Collection entries
◆ ◆ ◆ ◆
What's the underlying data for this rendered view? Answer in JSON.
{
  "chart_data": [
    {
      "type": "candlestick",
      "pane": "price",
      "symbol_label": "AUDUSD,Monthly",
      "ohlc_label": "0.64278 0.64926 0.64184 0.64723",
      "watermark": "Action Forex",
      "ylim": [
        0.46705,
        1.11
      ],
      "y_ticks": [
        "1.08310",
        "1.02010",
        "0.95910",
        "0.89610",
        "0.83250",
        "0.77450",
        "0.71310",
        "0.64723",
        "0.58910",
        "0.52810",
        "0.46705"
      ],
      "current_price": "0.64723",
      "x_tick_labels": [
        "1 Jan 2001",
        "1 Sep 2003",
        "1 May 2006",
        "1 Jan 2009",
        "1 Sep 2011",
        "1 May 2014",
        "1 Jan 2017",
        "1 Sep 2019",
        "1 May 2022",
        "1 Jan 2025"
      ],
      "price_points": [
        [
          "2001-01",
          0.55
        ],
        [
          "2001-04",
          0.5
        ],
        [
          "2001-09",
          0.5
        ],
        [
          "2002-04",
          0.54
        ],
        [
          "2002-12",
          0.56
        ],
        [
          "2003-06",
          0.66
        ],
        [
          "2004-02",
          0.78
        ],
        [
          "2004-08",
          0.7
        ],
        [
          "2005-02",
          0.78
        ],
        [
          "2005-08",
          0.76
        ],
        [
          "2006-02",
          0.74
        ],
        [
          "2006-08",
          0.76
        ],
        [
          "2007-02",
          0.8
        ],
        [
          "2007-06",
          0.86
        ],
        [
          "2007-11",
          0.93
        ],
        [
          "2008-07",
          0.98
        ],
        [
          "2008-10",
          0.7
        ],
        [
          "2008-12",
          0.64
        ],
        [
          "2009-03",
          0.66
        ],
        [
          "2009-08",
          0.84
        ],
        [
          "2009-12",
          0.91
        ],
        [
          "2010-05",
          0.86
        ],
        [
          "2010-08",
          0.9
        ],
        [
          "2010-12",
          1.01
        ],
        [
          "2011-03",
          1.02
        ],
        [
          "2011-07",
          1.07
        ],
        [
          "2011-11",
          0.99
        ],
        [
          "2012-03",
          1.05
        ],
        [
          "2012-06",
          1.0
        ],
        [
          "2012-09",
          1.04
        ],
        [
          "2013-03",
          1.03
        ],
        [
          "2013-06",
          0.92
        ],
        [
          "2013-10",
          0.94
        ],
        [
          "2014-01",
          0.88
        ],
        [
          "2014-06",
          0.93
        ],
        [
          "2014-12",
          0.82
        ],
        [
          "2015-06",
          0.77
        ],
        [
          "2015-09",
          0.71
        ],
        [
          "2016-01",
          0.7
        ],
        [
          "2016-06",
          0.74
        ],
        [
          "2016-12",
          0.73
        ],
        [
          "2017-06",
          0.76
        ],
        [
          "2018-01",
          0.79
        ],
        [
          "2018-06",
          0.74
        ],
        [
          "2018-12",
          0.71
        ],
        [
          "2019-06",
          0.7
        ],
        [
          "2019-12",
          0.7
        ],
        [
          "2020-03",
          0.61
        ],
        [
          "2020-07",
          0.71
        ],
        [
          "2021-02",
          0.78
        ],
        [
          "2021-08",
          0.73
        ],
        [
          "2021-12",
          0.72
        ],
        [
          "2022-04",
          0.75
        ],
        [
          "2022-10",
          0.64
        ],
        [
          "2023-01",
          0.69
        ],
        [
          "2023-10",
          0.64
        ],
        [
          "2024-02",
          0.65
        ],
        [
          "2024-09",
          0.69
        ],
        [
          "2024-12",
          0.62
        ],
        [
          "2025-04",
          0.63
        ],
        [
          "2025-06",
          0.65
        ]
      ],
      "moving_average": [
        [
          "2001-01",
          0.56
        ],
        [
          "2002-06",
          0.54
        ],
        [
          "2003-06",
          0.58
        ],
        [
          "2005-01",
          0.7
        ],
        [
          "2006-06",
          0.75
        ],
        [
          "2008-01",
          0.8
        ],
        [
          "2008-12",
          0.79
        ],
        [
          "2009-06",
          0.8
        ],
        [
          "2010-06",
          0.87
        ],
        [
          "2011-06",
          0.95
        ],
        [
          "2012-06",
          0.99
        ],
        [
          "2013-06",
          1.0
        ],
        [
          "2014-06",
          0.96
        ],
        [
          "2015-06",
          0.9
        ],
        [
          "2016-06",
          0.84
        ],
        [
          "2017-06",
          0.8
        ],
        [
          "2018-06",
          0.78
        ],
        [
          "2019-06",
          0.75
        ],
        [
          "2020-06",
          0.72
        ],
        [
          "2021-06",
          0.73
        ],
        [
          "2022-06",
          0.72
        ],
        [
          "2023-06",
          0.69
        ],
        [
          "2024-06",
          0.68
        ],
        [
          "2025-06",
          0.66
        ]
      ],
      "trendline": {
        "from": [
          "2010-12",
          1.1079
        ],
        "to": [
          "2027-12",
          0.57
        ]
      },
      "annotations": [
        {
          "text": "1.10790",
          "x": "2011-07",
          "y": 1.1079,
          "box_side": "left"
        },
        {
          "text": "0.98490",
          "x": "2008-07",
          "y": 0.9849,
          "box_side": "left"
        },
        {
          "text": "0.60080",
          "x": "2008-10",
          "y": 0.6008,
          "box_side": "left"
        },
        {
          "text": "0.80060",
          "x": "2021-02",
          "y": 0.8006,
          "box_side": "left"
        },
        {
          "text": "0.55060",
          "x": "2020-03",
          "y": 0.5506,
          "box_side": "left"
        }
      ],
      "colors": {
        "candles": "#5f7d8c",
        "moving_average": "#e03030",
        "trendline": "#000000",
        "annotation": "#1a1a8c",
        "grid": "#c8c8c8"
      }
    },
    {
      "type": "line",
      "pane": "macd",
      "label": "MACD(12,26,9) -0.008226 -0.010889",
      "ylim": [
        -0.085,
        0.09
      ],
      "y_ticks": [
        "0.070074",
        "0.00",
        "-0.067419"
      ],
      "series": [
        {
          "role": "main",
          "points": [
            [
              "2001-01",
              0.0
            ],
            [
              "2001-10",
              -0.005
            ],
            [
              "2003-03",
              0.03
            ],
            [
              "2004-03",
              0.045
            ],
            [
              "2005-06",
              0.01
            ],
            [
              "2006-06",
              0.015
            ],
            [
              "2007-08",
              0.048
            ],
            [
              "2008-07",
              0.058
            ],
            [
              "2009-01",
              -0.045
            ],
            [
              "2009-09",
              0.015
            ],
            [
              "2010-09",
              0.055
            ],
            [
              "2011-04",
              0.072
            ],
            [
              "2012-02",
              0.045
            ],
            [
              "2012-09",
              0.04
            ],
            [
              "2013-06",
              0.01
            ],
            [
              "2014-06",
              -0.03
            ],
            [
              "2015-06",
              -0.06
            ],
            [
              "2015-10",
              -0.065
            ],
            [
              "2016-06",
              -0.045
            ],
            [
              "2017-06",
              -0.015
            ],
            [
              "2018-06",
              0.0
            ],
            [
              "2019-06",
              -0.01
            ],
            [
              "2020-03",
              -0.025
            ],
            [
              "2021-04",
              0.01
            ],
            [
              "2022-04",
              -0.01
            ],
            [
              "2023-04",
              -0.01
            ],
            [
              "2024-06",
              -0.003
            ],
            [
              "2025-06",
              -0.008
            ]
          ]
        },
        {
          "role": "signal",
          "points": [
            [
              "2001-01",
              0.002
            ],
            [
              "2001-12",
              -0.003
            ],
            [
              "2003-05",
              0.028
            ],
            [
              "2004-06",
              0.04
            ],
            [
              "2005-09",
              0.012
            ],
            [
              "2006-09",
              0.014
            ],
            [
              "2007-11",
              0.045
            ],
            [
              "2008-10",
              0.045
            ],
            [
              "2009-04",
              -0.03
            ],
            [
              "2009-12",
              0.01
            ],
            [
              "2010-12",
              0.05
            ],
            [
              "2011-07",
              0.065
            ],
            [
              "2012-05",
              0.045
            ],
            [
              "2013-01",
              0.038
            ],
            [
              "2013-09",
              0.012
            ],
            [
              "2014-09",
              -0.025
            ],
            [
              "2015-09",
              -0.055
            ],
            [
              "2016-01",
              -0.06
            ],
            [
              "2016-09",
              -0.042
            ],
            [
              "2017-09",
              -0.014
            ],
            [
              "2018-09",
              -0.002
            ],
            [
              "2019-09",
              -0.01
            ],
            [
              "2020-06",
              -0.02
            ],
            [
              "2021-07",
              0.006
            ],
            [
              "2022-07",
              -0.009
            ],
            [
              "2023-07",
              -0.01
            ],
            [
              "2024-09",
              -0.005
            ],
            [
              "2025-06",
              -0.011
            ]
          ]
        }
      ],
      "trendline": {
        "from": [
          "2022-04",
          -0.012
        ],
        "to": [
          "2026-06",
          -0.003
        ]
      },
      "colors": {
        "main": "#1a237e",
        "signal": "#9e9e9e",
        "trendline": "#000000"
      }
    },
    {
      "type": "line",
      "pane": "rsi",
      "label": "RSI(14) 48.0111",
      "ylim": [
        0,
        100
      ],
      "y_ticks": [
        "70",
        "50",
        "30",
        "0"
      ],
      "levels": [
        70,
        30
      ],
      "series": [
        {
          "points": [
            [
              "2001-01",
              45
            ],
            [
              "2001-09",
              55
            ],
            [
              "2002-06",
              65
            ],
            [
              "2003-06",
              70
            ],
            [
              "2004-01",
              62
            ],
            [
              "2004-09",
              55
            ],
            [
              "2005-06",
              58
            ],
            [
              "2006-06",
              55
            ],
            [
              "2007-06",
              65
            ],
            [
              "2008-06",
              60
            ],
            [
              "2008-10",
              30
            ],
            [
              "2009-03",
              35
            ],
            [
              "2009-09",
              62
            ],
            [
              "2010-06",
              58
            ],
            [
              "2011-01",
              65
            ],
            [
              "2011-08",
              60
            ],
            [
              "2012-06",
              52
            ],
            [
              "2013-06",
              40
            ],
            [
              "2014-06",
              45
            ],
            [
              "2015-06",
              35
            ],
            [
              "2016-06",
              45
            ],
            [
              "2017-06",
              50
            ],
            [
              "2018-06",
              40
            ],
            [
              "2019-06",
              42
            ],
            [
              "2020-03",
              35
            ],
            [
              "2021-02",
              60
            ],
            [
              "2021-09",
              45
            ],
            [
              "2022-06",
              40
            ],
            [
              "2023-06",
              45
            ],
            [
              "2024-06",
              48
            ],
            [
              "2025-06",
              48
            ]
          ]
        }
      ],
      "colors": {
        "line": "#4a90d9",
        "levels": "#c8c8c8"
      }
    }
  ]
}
◆ ◆ ◆ ◆
→ **What needs to be done**
Copy every line in the listing above where the string "trendline" turns up.

→ **Full answer**
      "trendline": {
        "trendline": "#000000",
      "trendline": {
        "trendline": "#000000"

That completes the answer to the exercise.